» **Attività da svolgere**
Prosegui il testo sullo scavo della tomba della dama di Dai, riprendendo subito dopo l'ultima frase riportata.

» **Sezione del documento**
·····
Nel 1972 Hou Liang intraprese uno scavo, sospettando che ciò che era stato trovato fosse una tomba. Presto scoprì un tunnel verticale che confermò la sua intuizione, ma gli fece temere che fosse stato costruito da saccheggiatori. Scoprì però che i ladri avevano abbandonato il loro proposito dopo aver scavato per diciassette metri. Poco più avanti gli archeologi incontrarono uno strato compatto di terra bianca: era la copertura esterna della tomba.
La sepoltura consisteva in un pozzo verticale di venti metri di profondità, con vari livelli a terrazze ricoperti da grandi assi di cipresso. Dopo la rimozione della terra bianca comparve una falda composta da uno strato di carbone spesso 37-47 cm e successivamente un fitto tappeto di bambù che ricopriva la sepoltura.
Nei mesi seguenti vennero spostate le travi per poter accedere alla camera funeraria. La prima sorpresa fu la scoperta di archi e di ceste di bambù che ancora conservavano un colore verde-giallastro, come se fossero stati intrecciati da poco tempo. Poi venne rinvenuto un elegante contenitore di smalto con coperchio; aprendolo, gli archeologi trovarono radici di fiore di loto che galleggiavano sull’acqua. L’eccezionale stato di conservazione degli elementi del corredo funerario accrebbe le aspettative dei ricercatori sul contenuto del sarcofago.
Il corpo era racchiuso in quattro bare, l’ultima avvolta in un drappo di seta a T di due metri, con decorazioni del mondo celeste, del mondo terreno e dell’inframondo. Aprendola, gli archeologi videro che il corpo era ricoperto da diversi strati di tela, quindi decisero di portare i resti al museo dell’Hunan dove proseguirne l’analisi.
Svolti i bendaggi che fasciavano il corpo fino all’ultimo strato di tela, i ricercatori apprezzarono una materia morbida: non si trattava di una mummia, come quelle che erano state ritrovate nel bacino del Tarim, nel deserto del Taklamakán, ma di un corpo femminile incredibilmente ben conservato, con alcune articolazioni ancora flessibili e con la pelle ancora giallognola ed elastica.
Gli studi rivelarono trattarsi di Xin Zhui, moglie del marchese di Dai, governatore della regione, quindi venne ribattezzata dagli archeologi come la dama di Dai.
L’autopsia rivelò che Xin Zhui soffriva di mal di schiena, di ipertensione, di arteriosclerosi, di calcoli biliari, di diabete, di diverse malattie del fegato ed era inoltre sovrappeso, conseguenza della sedentarietà legata alle malattie precedenti. Oltre ai non pochi acciacchi, aveva il cuore gravemente danneggiato, che la portò a morire all’età di 50 anni, dopo una vita di lussi e agi come nobile cinese.
·····
Dati di analisi del layout della pagina:
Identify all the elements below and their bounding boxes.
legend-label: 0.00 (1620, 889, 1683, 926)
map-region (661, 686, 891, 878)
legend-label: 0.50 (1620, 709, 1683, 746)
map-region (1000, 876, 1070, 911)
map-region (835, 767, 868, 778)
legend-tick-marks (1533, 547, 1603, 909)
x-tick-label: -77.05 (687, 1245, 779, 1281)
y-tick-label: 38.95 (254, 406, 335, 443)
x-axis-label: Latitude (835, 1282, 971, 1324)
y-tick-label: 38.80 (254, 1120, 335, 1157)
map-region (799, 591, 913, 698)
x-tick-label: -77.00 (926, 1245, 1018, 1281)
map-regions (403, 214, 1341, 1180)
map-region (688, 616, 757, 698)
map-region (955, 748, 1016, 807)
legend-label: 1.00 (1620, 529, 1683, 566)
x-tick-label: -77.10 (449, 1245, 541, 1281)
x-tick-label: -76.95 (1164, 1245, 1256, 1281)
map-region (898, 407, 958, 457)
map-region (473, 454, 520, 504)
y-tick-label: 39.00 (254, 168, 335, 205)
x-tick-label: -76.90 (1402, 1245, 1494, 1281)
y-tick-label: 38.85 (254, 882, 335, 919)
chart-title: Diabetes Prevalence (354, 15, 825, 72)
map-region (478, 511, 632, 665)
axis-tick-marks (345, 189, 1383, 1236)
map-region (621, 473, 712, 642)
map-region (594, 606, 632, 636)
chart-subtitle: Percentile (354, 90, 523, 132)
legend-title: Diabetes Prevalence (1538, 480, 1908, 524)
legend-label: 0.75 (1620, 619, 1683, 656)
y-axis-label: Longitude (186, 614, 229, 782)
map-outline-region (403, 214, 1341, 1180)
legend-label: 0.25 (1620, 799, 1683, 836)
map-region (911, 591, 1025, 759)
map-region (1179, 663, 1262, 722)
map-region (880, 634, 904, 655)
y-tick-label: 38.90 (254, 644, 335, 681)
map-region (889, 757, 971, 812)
·····
» **Risultato dell'attività**
Lo stato di conservazione ha dato agli archeologi il profilo di indagine medica più completo mai effettuato su di un antico essere umano, una finestra su di un nostro antenato assolutamente unica al mondo. Se esistono numerose mummie di persone che nell’aspetto si sono mantenute simili a quando erano in vita (ad esempio la Mummia del Similaun, Ötzi), la Mummia di Xin Zhui è indiscutibilmente un unicum nel proprio genere.
Gli scavi svolti fra il 1971 e il 1974 portarono alla luce altre due tombe, che però erano state saccheggiate. Una di esse apparteneva allo stesso marchese di Dai, mentre l’altra era la sepoltura di un giovane uomo, di circa trent’anni, forse il loro figlio. I corpi erano stati sepolti fra il 186 e il 165 a.C., durante la dinastia Han occidentale, quindi i resti della dama avevano più di duemila anni.
Gli archeologi si domandarono come fosse possibile che il corpo della dama di Dai si fosse conservato tanto bene in un così lungo periodo di tempo. Gli studi preliminari specularono sulla funzione di un liquido trovato sotto il corpo, che si pensò potesse essere stato usato per contrastare la decomposizione, ma i risultati non confermarono l’ipotesi. I ricercatori credono che la dama di Dai sia un caso eccezionale, in cui la perfetta conservazione del corpo sia dovuta alla profondità della tomba e alla costruzione di uno spazio carente di ossigeno, che hanno preservato la dama e il suo corredo dal trascorrere del tempo.